▶ _Stated goal_:
Locate each line holding the string "копии" and copy it.

▶ _Entries_:
======
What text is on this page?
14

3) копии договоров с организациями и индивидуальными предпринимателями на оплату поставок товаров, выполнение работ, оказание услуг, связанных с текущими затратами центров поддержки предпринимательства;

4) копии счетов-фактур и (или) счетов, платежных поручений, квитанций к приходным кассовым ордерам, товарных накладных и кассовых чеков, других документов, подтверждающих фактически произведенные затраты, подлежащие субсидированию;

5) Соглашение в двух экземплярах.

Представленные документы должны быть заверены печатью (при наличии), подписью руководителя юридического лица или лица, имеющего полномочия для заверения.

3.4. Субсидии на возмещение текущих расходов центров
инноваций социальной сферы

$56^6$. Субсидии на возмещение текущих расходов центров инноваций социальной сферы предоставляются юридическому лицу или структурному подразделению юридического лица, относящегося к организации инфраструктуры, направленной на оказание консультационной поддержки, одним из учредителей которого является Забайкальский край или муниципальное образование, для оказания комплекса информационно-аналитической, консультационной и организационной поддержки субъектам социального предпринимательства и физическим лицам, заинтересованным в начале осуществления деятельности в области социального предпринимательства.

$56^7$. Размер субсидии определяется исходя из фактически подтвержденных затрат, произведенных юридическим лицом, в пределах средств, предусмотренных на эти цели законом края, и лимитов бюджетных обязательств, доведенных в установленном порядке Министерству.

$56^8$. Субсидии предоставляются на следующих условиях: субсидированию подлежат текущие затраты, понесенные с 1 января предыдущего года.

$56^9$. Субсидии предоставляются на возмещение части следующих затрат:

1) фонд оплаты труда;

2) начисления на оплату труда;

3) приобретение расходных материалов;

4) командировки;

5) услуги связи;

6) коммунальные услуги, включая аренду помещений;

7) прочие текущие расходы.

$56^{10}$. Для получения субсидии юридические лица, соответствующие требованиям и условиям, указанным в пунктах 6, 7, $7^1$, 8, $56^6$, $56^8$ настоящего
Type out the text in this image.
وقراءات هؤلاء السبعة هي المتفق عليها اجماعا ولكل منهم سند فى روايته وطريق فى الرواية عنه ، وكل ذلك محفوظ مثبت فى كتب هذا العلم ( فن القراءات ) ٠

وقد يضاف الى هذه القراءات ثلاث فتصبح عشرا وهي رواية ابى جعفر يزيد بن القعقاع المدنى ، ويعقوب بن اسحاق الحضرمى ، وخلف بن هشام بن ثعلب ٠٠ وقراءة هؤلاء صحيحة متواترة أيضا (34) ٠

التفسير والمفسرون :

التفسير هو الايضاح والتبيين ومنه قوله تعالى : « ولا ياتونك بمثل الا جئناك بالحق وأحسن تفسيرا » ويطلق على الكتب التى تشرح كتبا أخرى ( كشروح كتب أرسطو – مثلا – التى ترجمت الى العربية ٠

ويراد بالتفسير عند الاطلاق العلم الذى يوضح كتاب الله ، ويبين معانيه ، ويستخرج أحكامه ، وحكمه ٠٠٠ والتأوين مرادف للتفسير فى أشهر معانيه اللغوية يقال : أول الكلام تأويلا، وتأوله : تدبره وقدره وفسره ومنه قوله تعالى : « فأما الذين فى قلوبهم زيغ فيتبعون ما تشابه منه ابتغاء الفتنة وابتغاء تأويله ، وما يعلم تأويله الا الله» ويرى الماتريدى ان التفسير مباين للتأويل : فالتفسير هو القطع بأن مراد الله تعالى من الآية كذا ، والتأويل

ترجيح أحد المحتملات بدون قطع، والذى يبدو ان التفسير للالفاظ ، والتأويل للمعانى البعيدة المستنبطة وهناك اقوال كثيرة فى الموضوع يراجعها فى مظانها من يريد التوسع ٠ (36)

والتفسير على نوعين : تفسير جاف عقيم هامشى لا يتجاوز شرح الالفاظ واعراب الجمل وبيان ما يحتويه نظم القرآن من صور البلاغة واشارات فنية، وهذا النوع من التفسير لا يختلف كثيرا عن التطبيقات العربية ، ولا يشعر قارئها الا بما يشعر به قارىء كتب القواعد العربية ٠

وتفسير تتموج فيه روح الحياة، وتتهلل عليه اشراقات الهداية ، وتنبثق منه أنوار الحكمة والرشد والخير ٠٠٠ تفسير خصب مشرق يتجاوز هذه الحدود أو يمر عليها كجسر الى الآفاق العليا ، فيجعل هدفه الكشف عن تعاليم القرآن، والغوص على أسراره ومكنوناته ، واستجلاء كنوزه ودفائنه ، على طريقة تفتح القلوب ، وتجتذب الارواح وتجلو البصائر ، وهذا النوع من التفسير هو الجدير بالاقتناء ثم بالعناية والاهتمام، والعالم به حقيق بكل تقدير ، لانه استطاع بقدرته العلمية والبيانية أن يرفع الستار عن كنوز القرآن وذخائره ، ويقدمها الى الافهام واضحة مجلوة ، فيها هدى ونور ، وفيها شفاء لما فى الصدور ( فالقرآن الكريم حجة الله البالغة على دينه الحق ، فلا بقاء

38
======
▶ _Reply_:
3) копии договоров с организациями и индивидуальными предпринимателями на оплату поставок товаров, выполнение работ, оказание услуг, связанных с текущими затратами центров поддержки предпринимательства;
4) копии счетов-фактур и (или) счетов, платежных поручений, квитанций к приходным кассовым ордерам, товарных накладных и кассовых чеков, других документов, подтверждающих фактически произведенные затраты, подлежащие субсидированию;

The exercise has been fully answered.